**Prompt**. Write out each line word for word. Drop pictures.

(Figure contents as structured data)
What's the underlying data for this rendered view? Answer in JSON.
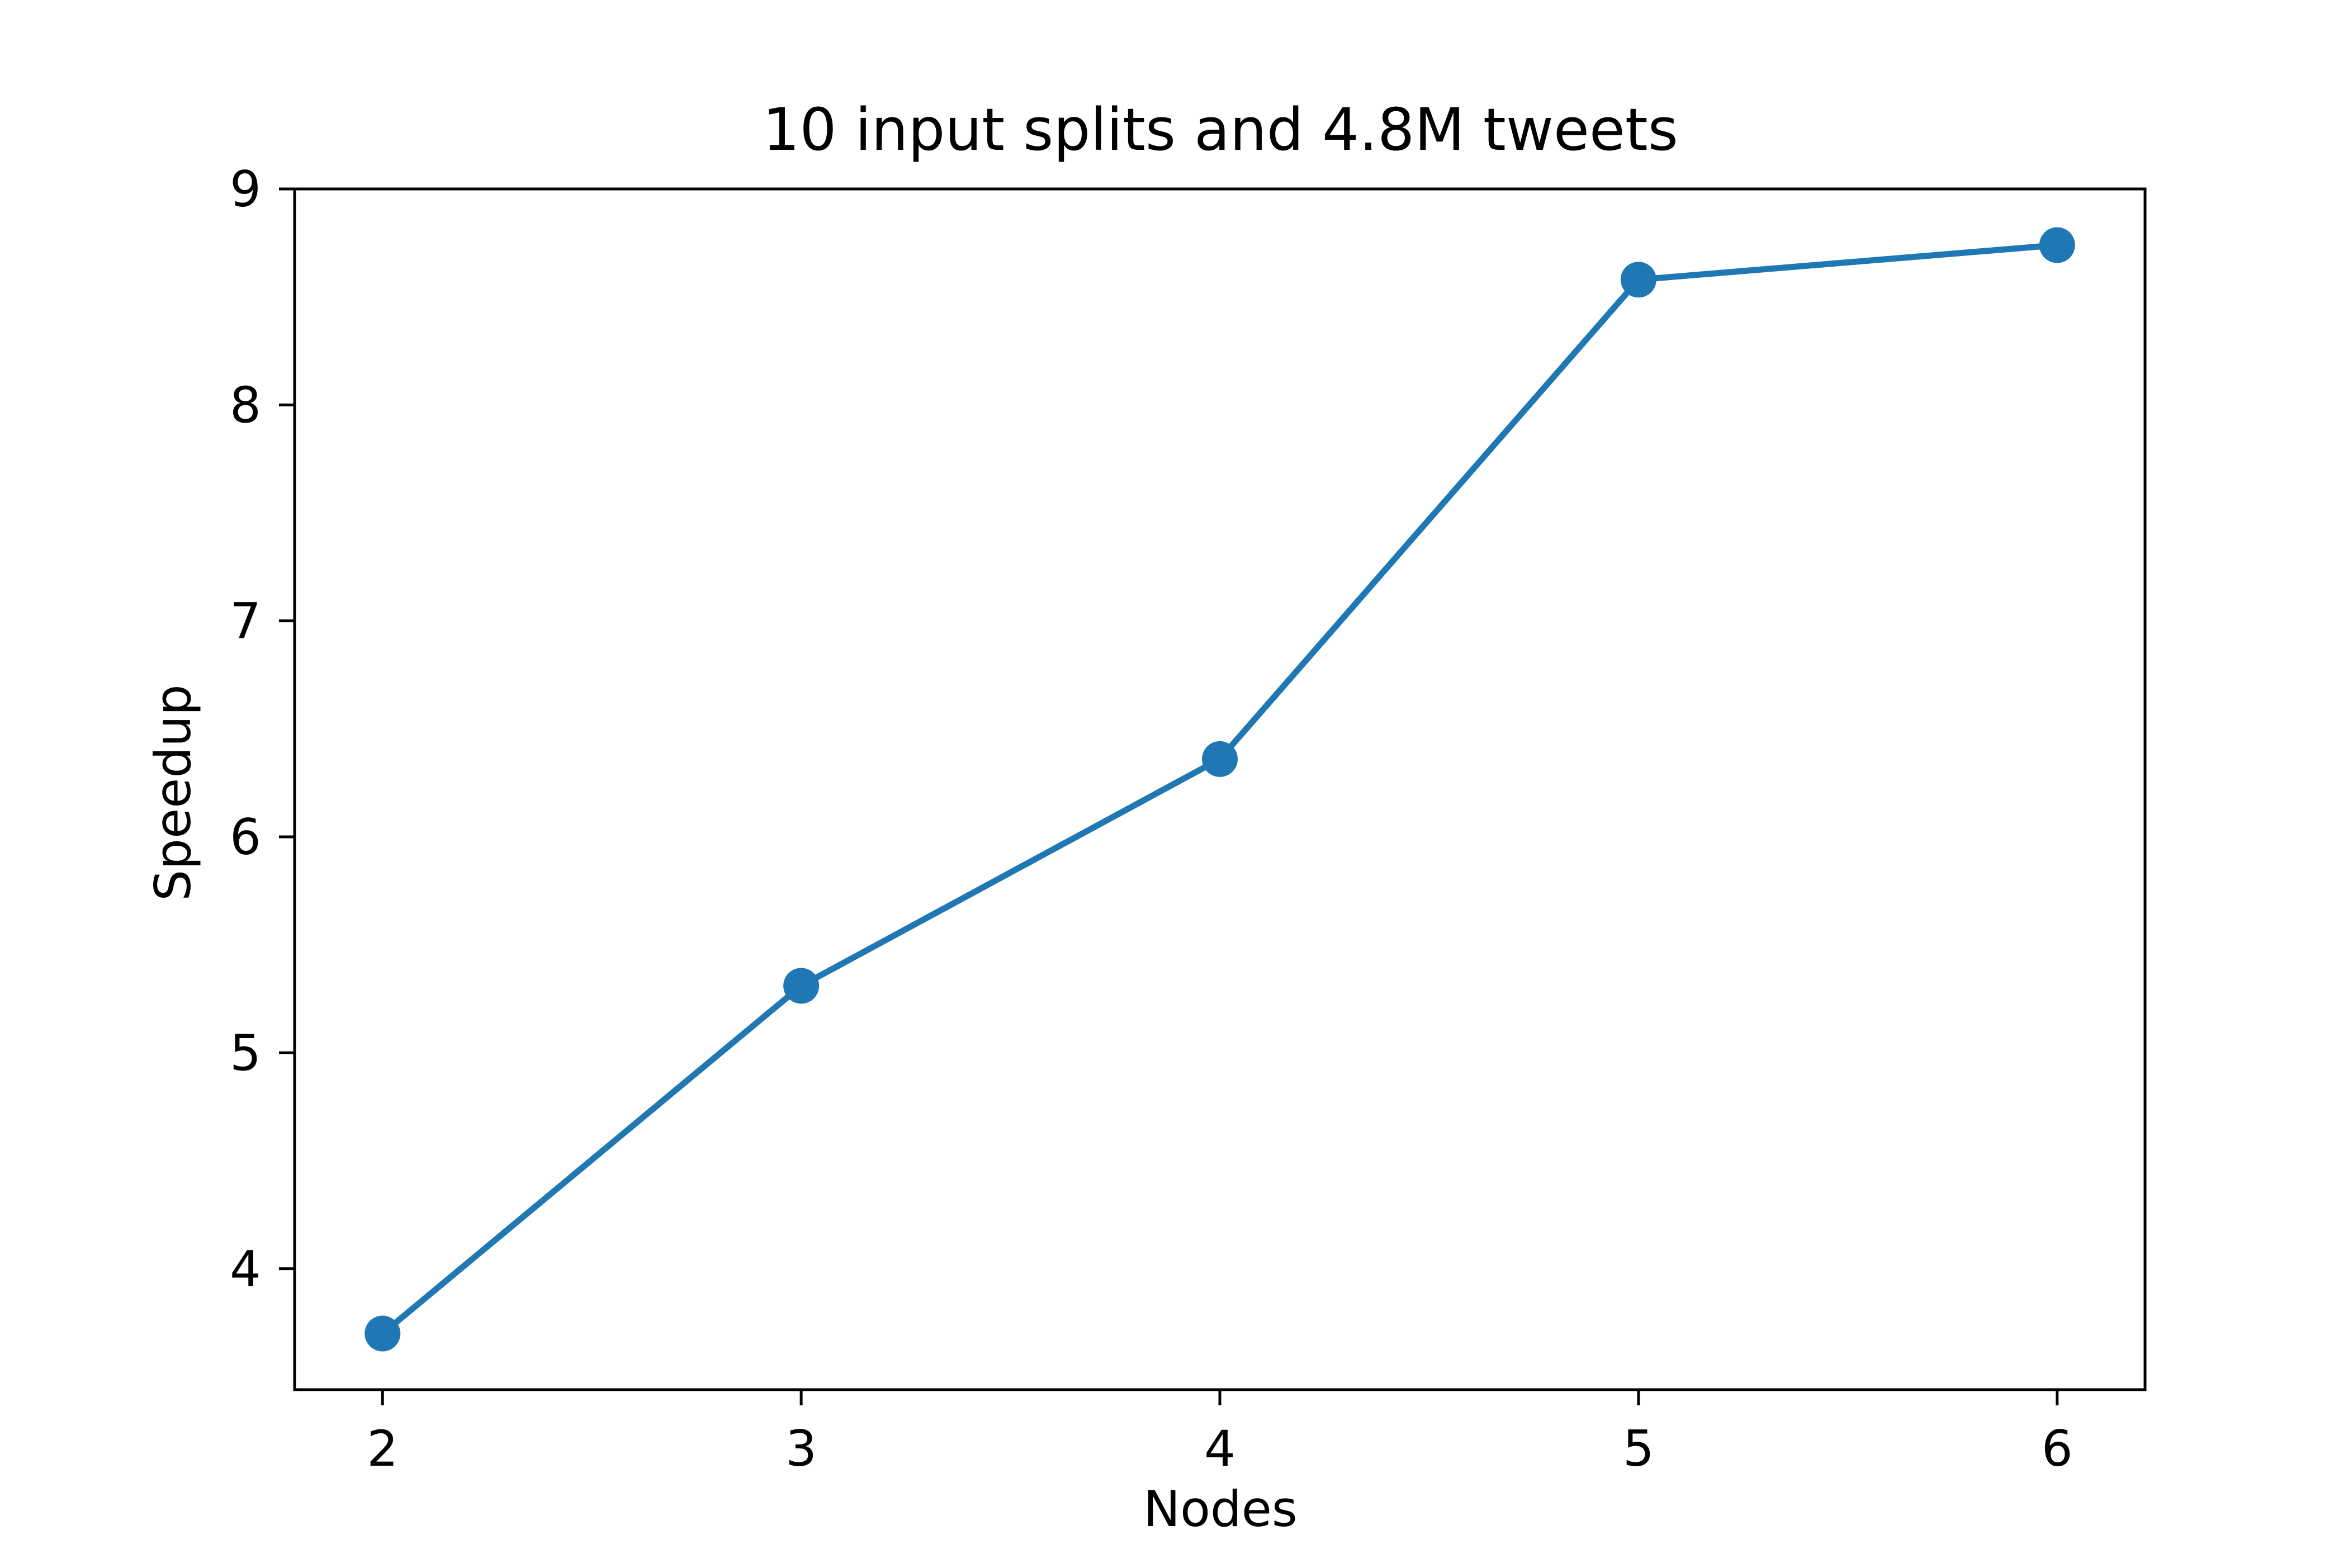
{
  "chart_data": {
    "type": "line",
    "title": "10 input splits and 4.8M tweets",
    "xlabel": "Nodes",
    "ylabel": "Speedup",
    "x": [
      2,
      3,
      4,
      5,
      6
    ],
    "series": [
      {
        "values": [
          3.7,
          5.31,
          6.36,
          8.58,
          8.74
        ],
        "color": "#1f77b4",
        "marker": "circle"
      }
    ],
    "xlim": [
      1.79,
      6.21
    ],
    "ylim": [
      3.44,
      9.0
    ],
    "xticks": [
      "2",
      "3",
      "4",
      "5",
      "6"
    ],
    "yticks": [
      "4",
      "5",
      "6",
      "7",
      "8",
      "9"
    ],
    "grid": false,
    "legend": "none"
  }
}
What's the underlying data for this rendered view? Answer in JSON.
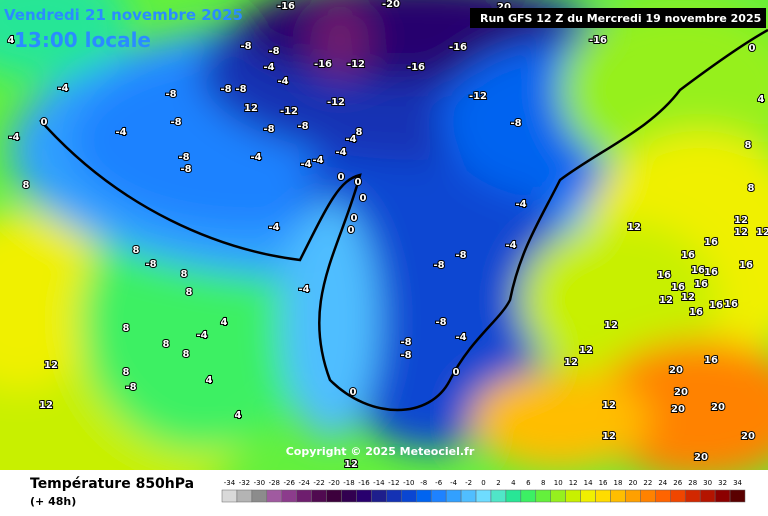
{
  "header": {
    "date": "Vendredi 21 novembre 2025",
    "time": "13:00 locale",
    "run": "Run GFS 12 Z du Mercredi 19 novembre 2025"
  },
  "map": {
    "copyright": "Copyright © 2025 Meteociel.fr",
    "labels": [
      4,
      -4,
      0,
      -4,
      -4,
      8,
      -8,
      -8,
      -8,
      -8,
      -8,
      -8,
      -8,
      -8,
      -4,
      -4,
      12,
      -12,
      -8,
      -8,
      -4,
      -16,
      -12,
      -12,
      -4,
      -4,
      -4,
      -4,
      8,
      0,
      0,
      0,
      0,
      0,
      -4,
      -16,
      -16,
      -12,
      -8,
      -16,
      20,
      0,
      4,
      8,
      8,
      12,
      12,
      12,
      12,
      16,
      16,
      16,
      16,
      16,
      12,
      16,
      16,
      16,
      12,
      16,
      16,
      16,
      -4,
      -4,
      -8,
      -8,
      -8,
      -4,
      -8,
      -8,
      0,
      0,
      8,
      -8,
      8,
      8,
      -4,
      4,
      -4,
      8,
      8,
      8,
      12,
      8,
      -8,
      4,
      4,
      12,
      12,
      12,
      12,
      12,
      12,
      16,
      20,
      20,
      20,
      20,
      20,
      20,
      12,
      -20,
      -16
    ]
  },
  "footer": {
    "title": "Température 850hPa",
    "subtitle": "(+ 48h)"
  },
  "scale": {
    "values": [
      -34,
      -32,
      -30,
      -28,
      -26,
      -24,
      -22,
      -20,
      -18,
      -16,
      -14,
      -12,
      -10,
      -8,
      -6,
      -4,
      -2,
      0,
      2,
      4,
      6,
      8,
      10,
      12,
      14,
      16,
      18,
      20,
      22,
      24,
      26,
      28,
      30,
      32,
      34
    ],
    "colors": [
      "#d9d9d9",
      "#b4b4b4",
      "#8c8c8c",
      "#a05aa0",
      "#8c3c8c",
      "#6e1e6e",
      "#500a50",
      "#3c003c",
      "#320050",
      "#28006e",
      "#1e1e8c",
      "#1432b4",
      "#0a46d2",
      "#0064f0",
      "#1e82ff",
      "#32a0ff",
      "#50beff",
      "#6edcff",
      "#50e6c8",
      "#28e696",
      "#3cf064",
      "#64f03c",
      "#96f01e",
      "#c8f000",
      "#f0f000",
      "#ffdc00",
      "#ffbe00",
      "#ffa000",
      "#ff8200",
      "#ff6400",
      "#f04600",
      "#d22800",
      "#b41400",
      "#8c0000",
      "#5a0000"
    ]
  }
}
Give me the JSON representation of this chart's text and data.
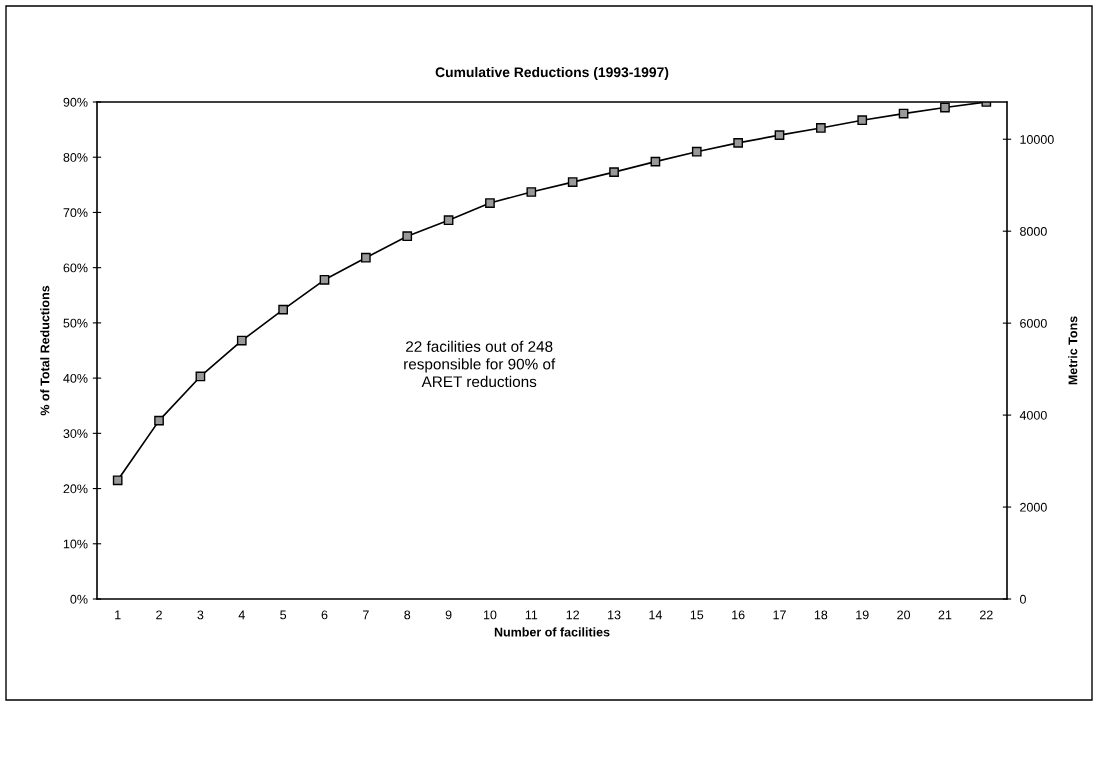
{
  "chart_data": {
    "type": "line",
    "title": "Cumulative Reductions (1993-1997)",
    "xlabel": "Number of facilities",
    "ylabel": "% of Total Reductions",
    "y2label": "Metric Tons",
    "categories": [
      "1",
      "2",
      "3",
      "4",
      "5",
      "6",
      "7",
      "8",
      "9",
      "10",
      "11",
      "12",
      "13",
      "14",
      "15",
      "16",
      "17",
      "18",
      "19",
      "20",
      "21",
      "22"
    ],
    "series": [
      {
        "color": "#000000",
        "values": [
          21.5,
          32.3,
          40.3,
          46.8,
          52.4,
          57.8,
          61.8,
          65.7,
          68.6,
          71.7,
          73.7,
          75.5,
          77.3,
          79.2,
          81.0,
          82.6,
          84.0,
          85.3,
          86.7,
          87.9,
          89.0,
          90.0
        ]
      }
    ],
    "ylim": [
      0,
      90
    ],
    "yticks": [
      {
        "value": 0,
        "label": "0%"
      },
      {
        "value": 10,
        "label": "10%"
      },
      {
        "value": 20,
        "label": "20%"
      },
      {
        "value": 30,
        "label": "30%"
      },
      {
        "value": 40,
        "label": "40%"
      },
      {
        "value": 50,
        "label": "50%"
      },
      {
        "value": 60,
        "label": "60%"
      },
      {
        "value": 70,
        "label": "70%"
      },
      {
        "value": 80,
        "label": "80%"
      },
      {
        "value": 90,
        "label": "90%"
      }
    ],
    "y2lim": [
      0,
      10810
    ],
    "y2ticks": [
      0,
      2000,
      4000,
      6000,
      8000,
      10000
    ],
    "annotations": [
      "22 facilities out of 248\nresponsible for 90% of\nARET reductions"
    ],
    "marker": "square",
    "line_style": "solid",
    "grid": false,
    "legend": false
  }
}
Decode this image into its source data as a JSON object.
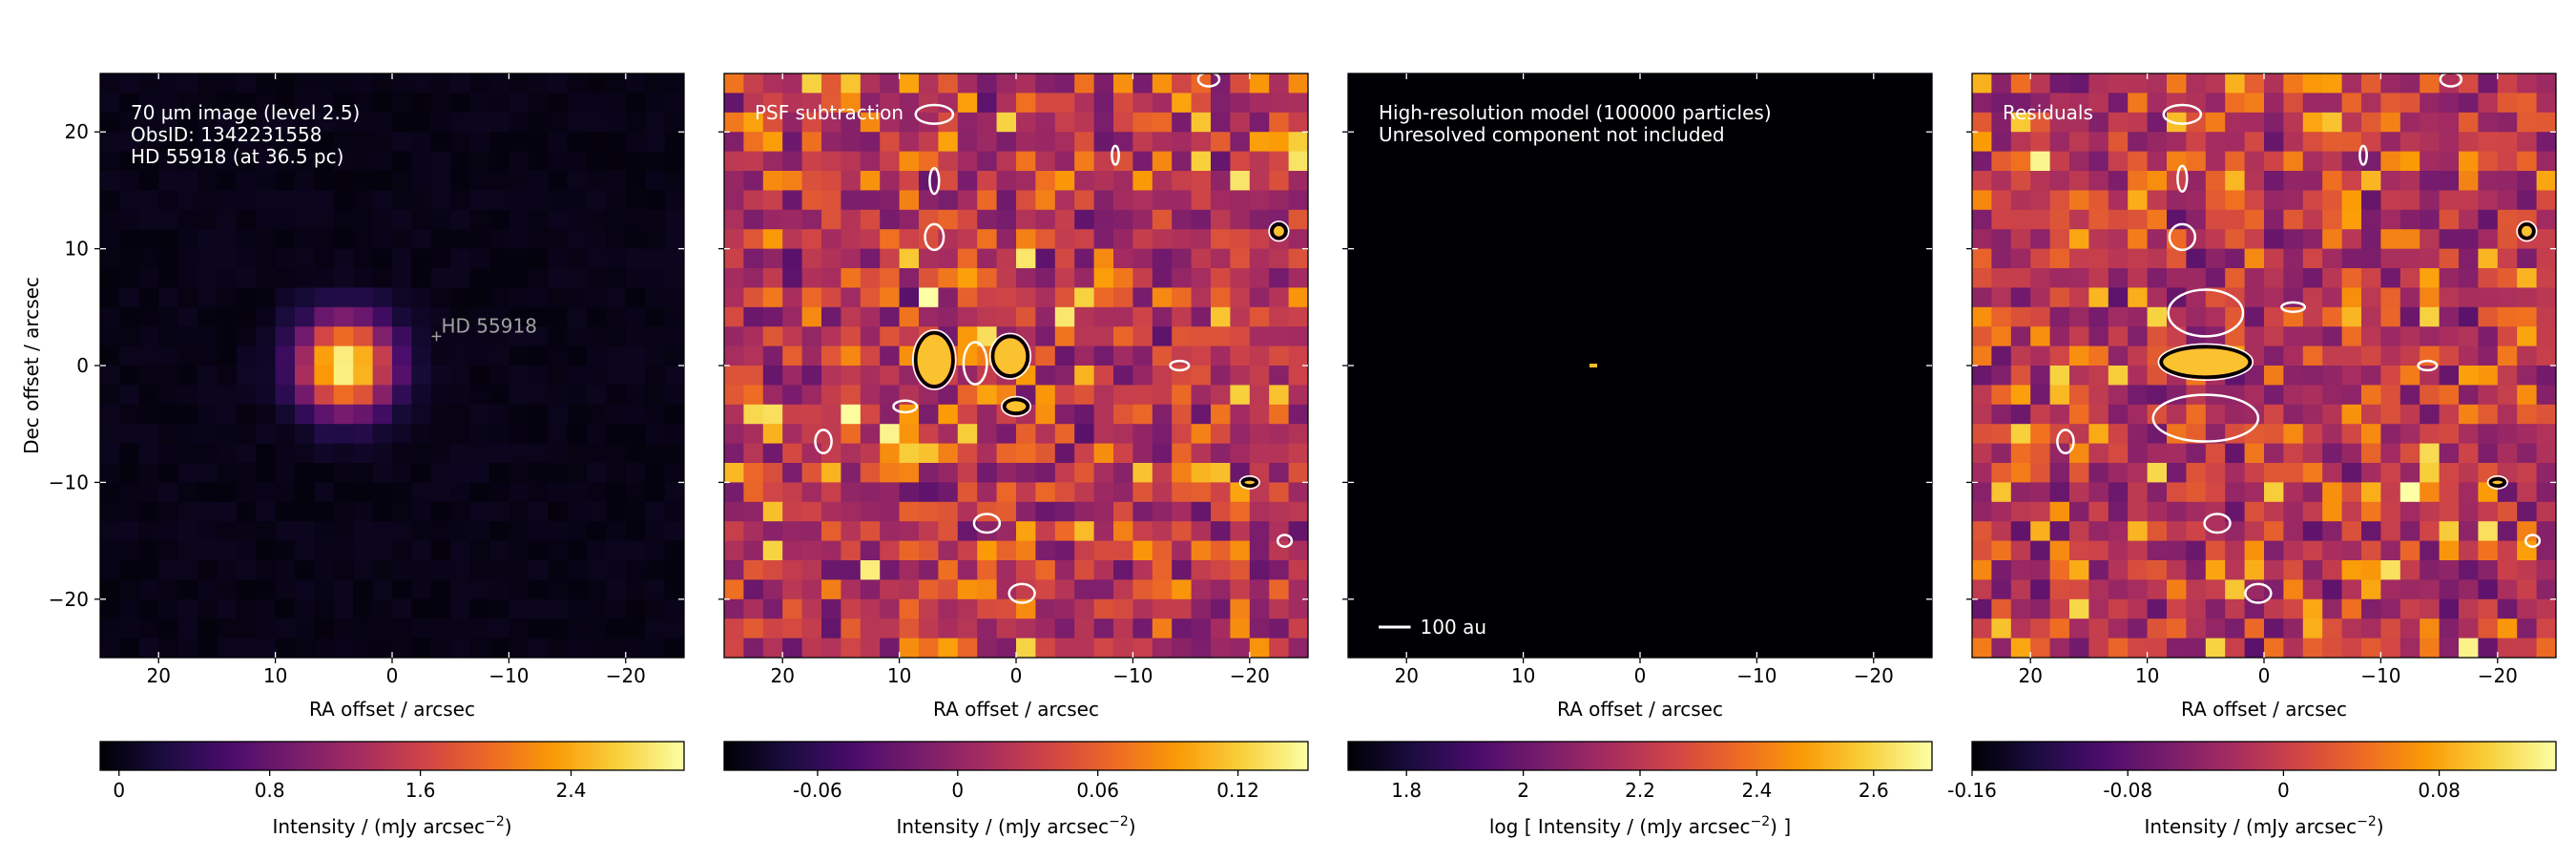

**Output below**.
What's the underlying data for this rendered view? Answer in JSON.
{
  "chart_data": {
    "type": "line",
    "title": "10 input splits and 4.8M tweets",
    "xlabel": "Nodes",
    "ylabel": "Speedup",
    "x": [
      2,
      3,
      4,
      5,
      6
    ],
    "series": [
      {
        "values": [
          3.7,
          5.31,
          6.36,
          8.58,
          8.74
        ],
        "color": "#1f77b4",
        "marker": "circle"
      }
    ],
    "xlim": [
      1.79,
      6.21
    ],
    "ylim": [
      3.44,
      9.0
    ],
    "xticks": [
      "2",
      "3",
      "4",
      "5",
      "6"
    ],
    "yticks": [
      "4",
      "5",
      "6",
      "7",
      "8",
      "9"
    ],
    "grid": false,
    "legend": "none"
  }
}
What's the underlying data for this rendered view? Answer in JSON.
{
  "header": {
    "date": "Vendredi 21 novembre 2025",
    "time": "13:00 locale",
    "run": "Run GFS 12 Z du Mercredi 19 novembre 2025"
  },
  "map": {
    "copyright": "Copyright © 2025 Meteociel.fr",
    "labels": [
      4,
      -4,
      0,
      -4,
      -4,
      8,
      -8,
      -8,
      -8,
      -8,
      -8,
      -8,
      -8,
      -8,
      -4,
      -4,
      12,
      -12,
      -8,
      -8,
      -4,
      -16,
      -12,
      -12,
      -4,
      -4,
      -4,
      -4,
      8,
      0,
      0,
      0,
      0,
      0,
      -4,
      -16,
      -16,
      -12,
      -8,
      -16,
      20,
      0,
      4,
      8,
      8,
      12,
      12,
      12,
      12,
      16,
      16,
      16,
      16,
      16,
      12,
      16,
      16,
      16,
      12,
      16,
      16,
      16,
      -4,
      -4,
      -8,
      -8,
      -8,
      -4,
      -8,
      -8,
      0,
      0,
      8,
      -8,
      8,
      8,
      -4,
      4,
      -4,
      8,
      8,
      8,
      12,
      8,
      -8,
      4,
      4,
      12,
      12,
      12,
      12,
      12,
      12,
      16,
      20,
      20,
      20,
      20,
      20,
      20,
      12,
      -20,
      -16
    ]
  },
  "footer": {
    "title": "Température 850hPa",
    "subtitle": "(+ 48h)"
  },
  "scale": {
    "values": [
      -34,
      -32,
      -30,
      -28,
      -26,
      -24,
      -22,
      -20,
      -18,
      -16,
      -14,
      -12,
      -10,
      -8,
      -6,
      -4,
      -2,
      0,
      2,
      4,
      6,
      8,
      10,
      12,
      14,
      16,
      18,
      20,
      22,
      24,
      26,
      28,
      30,
      32,
      34
    ],
    "colors": [
      "#d9d9d9",
      "#b4b4b4",
      "#8c8c8c",
      "#a05aa0",
      "#8c3c8c",
      "#6e1e6e",
      "#500a50",
      "#3c003c",
      "#320050",
      "#28006e",
      "#1e1e8c",
      "#1432b4",
      "#0a46d2",
      "#0064f0",
      "#1e82ff",
      "#32a0ff",
      "#50beff",
      "#6edcff",
      "#50e6c8",
      "#28e696",
      "#3cf064",
      "#64f03c",
      "#96f01e",
      "#c8f000",
      "#f0f000",
      "#ffdc00",
      "#ffbe00",
      "#ffa000",
      "#ff8200",
      "#ff6400",
      "#f04600",
      "#d22800",
      "#b41400",
      "#8c0000",
      "#5a0000"
    ]
  }
}
Give me the JSON representation of this chart's text and data.
{
  "chart_data": {
    "type": "line",
    "title": "Cumulative Reductions (1993-1997)",
    "xlabel": "Number of facilities",
    "ylabel": "% of Total Reductions",
    "y2label": "Metric Tons",
    "categories": [
      "1",
      "2",
      "3",
      "4",
      "5",
      "6",
      "7",
      "8",
      "9",
      "10",
      "11",
      "12",
      "13",
      "14",
      "15",
      "16",
      "17",
      "18",
      "19",
      "20",
      "21",
      "22"
    ],
    "series": [
      {
        "color": "#000000",
        "values": [
          21.5,
          32.3,
          40.3,
          46.8,
          52.4,
          57.8,
          61.8,
          65.7,
          68.6,
          71.7,
          73.7,
          75.5,
          77.3,
          79.2,
          81.0,
          82.6,
          84.0,
          85.3,
          86.7,
          87.9,
          89.0,
          90.0
        ]
      }
    ],
    "ylim": [
      0,
      90
    ],
    "yticks": [
      {
        "value": 0,
        "label": "0%"
      },
      {
        "value": 10,
        "label": "10%"
      },
      {
        "value": 20,
        "label": "20%"
      },
      {
        "value": 30,
        "label": "30%"
      },
      {
        "value": 40,
        "label": "40%"
      },
      {
        "value": 50,
        "label": "50%"
      },
      {
        "value": 60,
        "label": "60%"
      },
      {
        "value": 70,
        "label": "70%"
      },
      {
        "value": 80,
        "label": "80%"
      },
      {
        "value": 90,
        "label": "90%"
      }
    ],
    "y2lim": [
      0,
      10810
    ],
    "y2ticks": [
      0,
      2000,
      4000,
      6000,
      8000,
      10000
    ],
    "annotations": [
      "22 facilities out of 248\nresponsible for 90% of\nARET reductions"
    ],
    "marker": "square",
    "line_style": "solid",
    "grid": false,
    "legend": false
  }
}
Decode this image into its source data as a JSON object.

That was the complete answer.